Data for the task =>
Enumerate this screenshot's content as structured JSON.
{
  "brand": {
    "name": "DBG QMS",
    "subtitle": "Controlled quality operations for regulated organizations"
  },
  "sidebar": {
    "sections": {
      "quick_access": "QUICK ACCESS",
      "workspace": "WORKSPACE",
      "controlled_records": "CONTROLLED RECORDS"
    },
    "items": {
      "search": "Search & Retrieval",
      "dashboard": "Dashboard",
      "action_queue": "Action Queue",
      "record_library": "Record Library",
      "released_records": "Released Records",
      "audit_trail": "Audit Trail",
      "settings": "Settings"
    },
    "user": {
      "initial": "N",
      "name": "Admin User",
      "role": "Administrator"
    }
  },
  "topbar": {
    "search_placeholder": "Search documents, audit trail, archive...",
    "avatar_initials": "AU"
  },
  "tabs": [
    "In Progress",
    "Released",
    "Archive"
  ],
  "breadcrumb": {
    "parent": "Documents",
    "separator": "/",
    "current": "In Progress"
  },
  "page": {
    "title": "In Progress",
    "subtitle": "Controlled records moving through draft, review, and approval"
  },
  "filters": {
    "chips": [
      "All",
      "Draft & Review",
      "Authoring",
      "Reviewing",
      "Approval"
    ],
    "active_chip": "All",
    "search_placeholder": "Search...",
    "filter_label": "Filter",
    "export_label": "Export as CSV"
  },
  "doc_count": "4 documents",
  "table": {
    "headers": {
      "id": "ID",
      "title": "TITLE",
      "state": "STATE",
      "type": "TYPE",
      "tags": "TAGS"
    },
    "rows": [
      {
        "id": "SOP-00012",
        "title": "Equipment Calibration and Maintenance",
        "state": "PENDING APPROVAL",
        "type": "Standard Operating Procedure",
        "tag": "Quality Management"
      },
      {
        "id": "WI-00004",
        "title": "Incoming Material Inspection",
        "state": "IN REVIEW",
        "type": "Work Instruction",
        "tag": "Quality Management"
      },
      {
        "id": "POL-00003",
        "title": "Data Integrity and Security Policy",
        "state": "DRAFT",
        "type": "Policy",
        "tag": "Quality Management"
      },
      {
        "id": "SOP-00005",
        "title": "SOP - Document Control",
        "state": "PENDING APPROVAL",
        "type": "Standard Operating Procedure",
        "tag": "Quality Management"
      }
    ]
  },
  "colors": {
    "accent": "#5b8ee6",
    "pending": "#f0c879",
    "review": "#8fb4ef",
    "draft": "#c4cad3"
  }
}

==

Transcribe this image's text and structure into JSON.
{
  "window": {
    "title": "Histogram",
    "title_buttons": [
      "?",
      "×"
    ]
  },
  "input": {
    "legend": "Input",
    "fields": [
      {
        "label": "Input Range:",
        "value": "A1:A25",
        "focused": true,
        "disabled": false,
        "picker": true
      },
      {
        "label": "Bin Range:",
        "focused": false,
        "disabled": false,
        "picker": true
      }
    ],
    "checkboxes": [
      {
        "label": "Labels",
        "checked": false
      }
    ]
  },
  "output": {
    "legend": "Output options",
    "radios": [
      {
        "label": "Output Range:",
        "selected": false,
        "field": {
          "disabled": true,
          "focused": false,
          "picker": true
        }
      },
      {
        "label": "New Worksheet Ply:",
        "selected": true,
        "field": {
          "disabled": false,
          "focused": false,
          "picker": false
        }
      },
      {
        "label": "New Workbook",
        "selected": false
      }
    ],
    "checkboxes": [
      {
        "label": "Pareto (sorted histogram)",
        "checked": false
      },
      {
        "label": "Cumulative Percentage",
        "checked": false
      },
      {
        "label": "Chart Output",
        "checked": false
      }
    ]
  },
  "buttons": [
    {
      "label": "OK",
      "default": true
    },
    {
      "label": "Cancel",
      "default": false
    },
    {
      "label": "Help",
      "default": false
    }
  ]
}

Prompt => Give only the number of lines in the data that hold the word "Search".

Solution for this exercise => 3